Exercise details: Look through the records that follow. Copy every line containing the word "text".

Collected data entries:

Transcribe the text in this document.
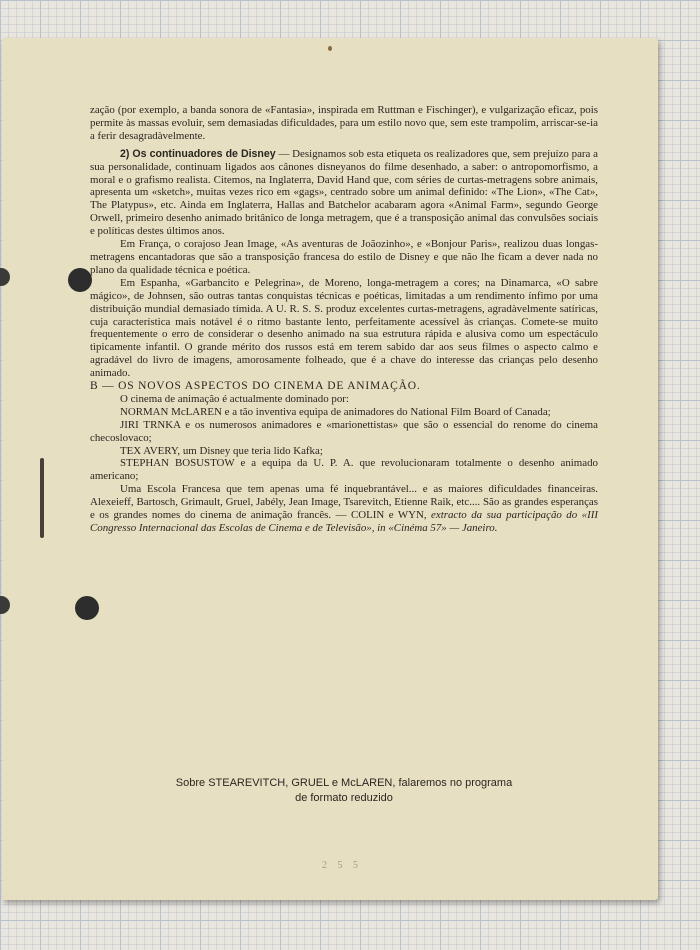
zação (por exemplo, a banda sonora de «Fantasia», inspirada em Ruttman e Fischinger), e vulgarização eficaz, pois permite às massas evoluir, sem demasiadas dificuldades, para um estilo novo que, sem este trampolim, arriscar-se-ia a ferir desagradàvelmente.

2) Os continuadores de Disney — Designamos sob esta etiqueta os realizadores que, sem prejuízo para a sua personalidade, continuam ligados aos cânones disneyanos do filme desenhado, a saber: o antropomorfismo, a moral e o grafismo realista. Citemos, na Inglaterra, David Hand que, com séries de curtas-metragens sobre animais, apresenta um «sketch», muitas vezes rico em «gags», centrado sobre um animal definido: «The Lion», «The Cat», The Platypus», etc. Ainda em Inglaterra, Hallas and Batchelor acabaram agora «Animal Farm», segundo George Orwell, primeiro desenho animado britânico de longa metragem, que é a transposição animal das convulsões sociais e políticas destes últimos anos.

Em França, o corajoso Jean Image, «As aventuras de Joãozinho», e «Bonjour Paris», realizou duas longas-metragens encantadoras que são a transposição francesa do estilo de Disney e que não lhe ficam a dever nada no plano da qualidade técnica e poética.

Em Espanha, «Garbancito e Pelegrina», de Moreno, longa-metragem a cores; na Dinamarca, «O sabre mágico», de Johnsen, são outras tantas conquistas técnicas e poéticas, limitadas a um rendimento ínfimo por uma distribuição mundial demasiado tímida. A U. R. S. S. produz excelentes curtas-metragens, agradàvelmente satíricas, cuja característica mais notável é o ritmo bastante lento, perfeitamente acessível às crianças. Comete-se muito frequentemente o erro de considerar o desenho animado na sua estrutura rápida e alusiva como um espectáculo tìpicamente infantil. O grande mérito dos russos está em terem sabido dar aos seus filmes o aspecto calmo e agradável do livro de imagens, amorosamente folheado, que é a chave do interesse das crianças pelo desenho animado.

B — OS NOVOS ASPECTOS DO CINEMA DE ANIMAÇÃO.

O cinema de animação é actualmente dominado por:

NORMAN McLAREN e a tão inventiva equipa de animadores do National Film Board of Canada;

JIRI TRNKA e os numerosos animadores e «marionettistas» que são o essencial do renome do cinema checoslovaco;

TEX AVERY, um Disney que teria lido Kafka;

STEPHAN BOSUSTOW e a equipa da U. P. A. que revolucionaram totalmente o desenho animado americano;

Uma Escola Francesa que tem apenas uma fé inquebrantável... e as maiores dificuldades financeiras. Alexeieff, Bartosch, Grimault, Gruel, Jabély, Jean Image, Tsarevitch, Etienne Raik, etc.... São as grandes esperanças e os grandes nomes do cinema de animação francês. — COLIN e WYN, extracto da sua participação do «III Congresso Internacional das Escolas de Cinema e de Televisão», in «Cinéma 57» — Janeiro.

Sobre STEAREVITCH, GRUEL e McLAREN, falaremos no programa
de formato reduzido
2 5 5
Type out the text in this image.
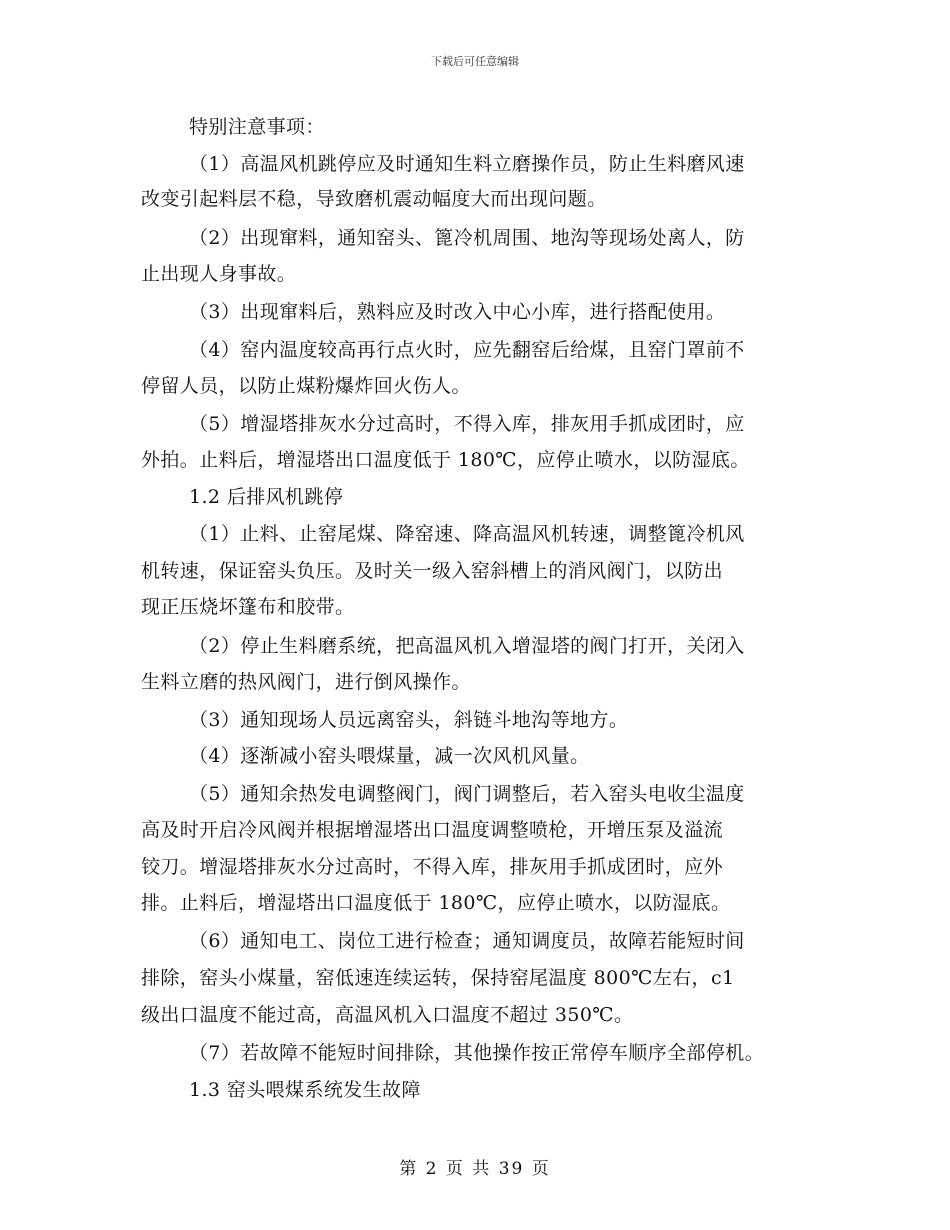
下载后可任意编辑
特别注意事项：
（1）高温风机跳停应及时通知生料立磨操作员，防止生料磨风速
改变引起料层不稳，导致磨机震动幅度大而出现问题。
（2）出现窜料，通知窑头、篦冷机周围、地沟等现场处离人，防
止出现人身事故。
（3）出现窜料后，熟料应及时改入中心小库，进行搭配使用。
（4）窑内温度较高再行点火时，应先翻窑后给煤，且窑门罩前不
停留人员，以防止煤粉爆炸回火伤人。
（5）增湿塔排灰水分过高时，不得入库，排灰用手抓成团时，应
外拍。止料后，增湿塔出口温度低于 180℃，应停止喷水，以防湿底。
1.2 后排风机跳停
（1）止料、止窑尾煤、降窑速、降高温风机转速，调整篦冷机风
机转速，保证窑头负压。及时关一级入窑斜槽上的消风阀门，以防出
现正压烧坏篷布和胶带。
（2）停止生料磨系统，把高温风机入增湿塔的阀门打开，关闭入
生料立磨的热风阀门，进行倒风操作。
（3）通知现场人员远离窑头，斜链斗地沟等地方。
（4）逐渐减小窑头喂煤量，减一次风机风量。
（5）通知余热发电调整阀门，阀门调整后，若入窑头电收尘温度
高及时开启冷风阀并根据增湿塔出口温度调整喷枪，开增压泵及溢流
铰刀。增湿塔排灰水分过高时，不得入库，排灰用手抓成团时，应外
排。止料后，增湿塔出口温度低于 180℃，应停止喷水，以防湿底。
（6）通知电工、岗位工进行检查；通知调度员，故障若能短时间
排除，窑头小煤量，窑低速连续运转，保持窑尾温度 800℃左右，c1
级出口温度不能过高，高温风机入口温度不超过 350℃。
（7）若故障不能短时间排除，其他操作按正常停车顺序全部停机。
1.3 窑头喂煤系统发生故障
第 2 页 共 39 页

Result of the task:
Transcribe the text in this document.
Type out the text in this image.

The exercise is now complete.